BEGIN Text excerpt
When creating the object, the type of the file must be supplied.
For core code, the special constant PREFS_STD should always be
used when it needs to access files, as this will always select the platform
default type (configurable through the tweak system).
After performing a PrefsFile::LoadAllL(), the instance of
PrefsFile permits direct access to the settings stored in the
INI (or LNG)
file using the various Read*() methods, and to write (not
LNG) using the Write* methods.
To store the modified file to disk, PrefsFile::CommitL()
is called.
Please note that as long as the PrefsFile object is not flushed, either
by PrefsFile::CommitL() or a direct call to
PrefsFile::Flush(), any changes done to the file on-disk
will be ignored.
For more details on how to use preferences files and an explanation of how the design is supposed to work, please see the background information.
END Text excerpt
* Complete the following
#1 Answer these questions from the text on preferences files:
(a) Which special constant should core code use when it needs to access files?
(b) Which method stores the modified file to disk?
(c) Apart from PrefsFile::CommitL(), which direct call flushes the PrefsFile object?
#2 Write out the part of the text on preferences files that opens with the words containing "When creating the" and closes with "the Write* methods.".
#3 Continue the text on preferences files from where it stops.
BEGIN Extracted entries
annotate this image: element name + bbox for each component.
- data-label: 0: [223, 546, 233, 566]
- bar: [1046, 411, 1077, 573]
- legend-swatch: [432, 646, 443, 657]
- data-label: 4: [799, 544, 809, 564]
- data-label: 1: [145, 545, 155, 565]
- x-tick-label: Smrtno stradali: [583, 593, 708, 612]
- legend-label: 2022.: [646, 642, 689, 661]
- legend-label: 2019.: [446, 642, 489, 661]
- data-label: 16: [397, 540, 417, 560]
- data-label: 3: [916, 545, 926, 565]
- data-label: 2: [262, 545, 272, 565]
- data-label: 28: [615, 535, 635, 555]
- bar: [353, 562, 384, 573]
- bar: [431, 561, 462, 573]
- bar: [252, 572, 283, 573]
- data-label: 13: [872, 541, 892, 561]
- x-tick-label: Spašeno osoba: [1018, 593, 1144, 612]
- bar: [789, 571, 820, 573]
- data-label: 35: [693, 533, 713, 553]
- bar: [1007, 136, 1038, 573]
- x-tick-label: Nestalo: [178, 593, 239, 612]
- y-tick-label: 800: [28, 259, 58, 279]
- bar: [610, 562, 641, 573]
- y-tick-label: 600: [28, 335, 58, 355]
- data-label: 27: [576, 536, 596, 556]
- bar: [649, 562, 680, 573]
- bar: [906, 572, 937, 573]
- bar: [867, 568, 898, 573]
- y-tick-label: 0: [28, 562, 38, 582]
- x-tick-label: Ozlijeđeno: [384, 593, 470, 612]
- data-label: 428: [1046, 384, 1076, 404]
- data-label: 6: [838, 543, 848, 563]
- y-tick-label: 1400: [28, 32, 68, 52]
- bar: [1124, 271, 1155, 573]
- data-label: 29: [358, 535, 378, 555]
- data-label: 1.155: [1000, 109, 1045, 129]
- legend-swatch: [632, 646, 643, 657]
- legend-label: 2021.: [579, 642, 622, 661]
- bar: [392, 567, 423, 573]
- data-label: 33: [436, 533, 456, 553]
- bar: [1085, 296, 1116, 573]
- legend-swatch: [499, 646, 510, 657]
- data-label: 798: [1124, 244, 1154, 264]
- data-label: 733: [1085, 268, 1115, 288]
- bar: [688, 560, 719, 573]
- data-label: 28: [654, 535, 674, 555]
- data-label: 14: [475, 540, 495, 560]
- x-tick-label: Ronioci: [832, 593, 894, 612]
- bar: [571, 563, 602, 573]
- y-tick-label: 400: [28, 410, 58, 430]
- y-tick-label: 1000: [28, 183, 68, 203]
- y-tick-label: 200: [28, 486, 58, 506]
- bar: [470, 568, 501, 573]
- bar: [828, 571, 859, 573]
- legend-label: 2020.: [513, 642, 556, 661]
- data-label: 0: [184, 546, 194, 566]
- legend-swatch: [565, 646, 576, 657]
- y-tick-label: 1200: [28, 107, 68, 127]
END Extracted entries
* Answers in order
#1
(a) PREFS_STD
(b) PrefsFile::CommitL()
(c) PrefsFile::Flush()

#2
When creating the object, the type of the file must be supplied.
For core code, the special constant PREFS_STD should always be
used when it needs to access files, as this will always select the platform
default type (configurable through the tweak system).
After performing a PrefsFile::LoadAllL(), the instance of
PrefsFile permits direct access to the settings stored in the
INI (or LNG)
file using the various Read*() methods, and to write (not
LNG) using the Write* methods.

#3
The PrefsFile class is not tied to using a specific file format for storing its preferences, all reading and writing to the actual files is performed by the PrefsAccessor interface. The requirement when changing both the file format and storage method is that data can be stored keyed to a section and key, and that the data types that can be written are at least strings and numbers (in PrefsAccessor and associated classes, all preferences are written as strings).
The file format used by IniAccessor is based on the standard
Windows INI file format, with some extensions.
The language file format is an extended INI file format with
embedded encoding information, and is used by the
locale code.
See also the API documentation.
Footprint usage can be decreased by disabling hashing code. Memory usage will decrease as well, as the data associated with the hash tables is no longer used. Memory and footprint usage will be decreased further when enabling case sensitive preference key names.
These settings also affect performance, and can be manually tuned, see "Performance" below for more details.
There are no recursive calls.
There is one global PrefsHashFunctions pointer,
which is live for the entire lifetime of Opera (under certain
circumstances it might even be initialised before the call
InitL).
There is also a temporary buffer used for case conversion and environment
variable expansion.
This buffer is of 4096 uni_chars if expansion of environment
variables is enabled, or of 2048 uni_chars if case
insensitive name look-up are used.
If neither expansion nor case insensitivity is enabled, this buffer is not
enabled.
The vast majority of functions that require memory to be allocated is
using the TRAP/LEAVE convention.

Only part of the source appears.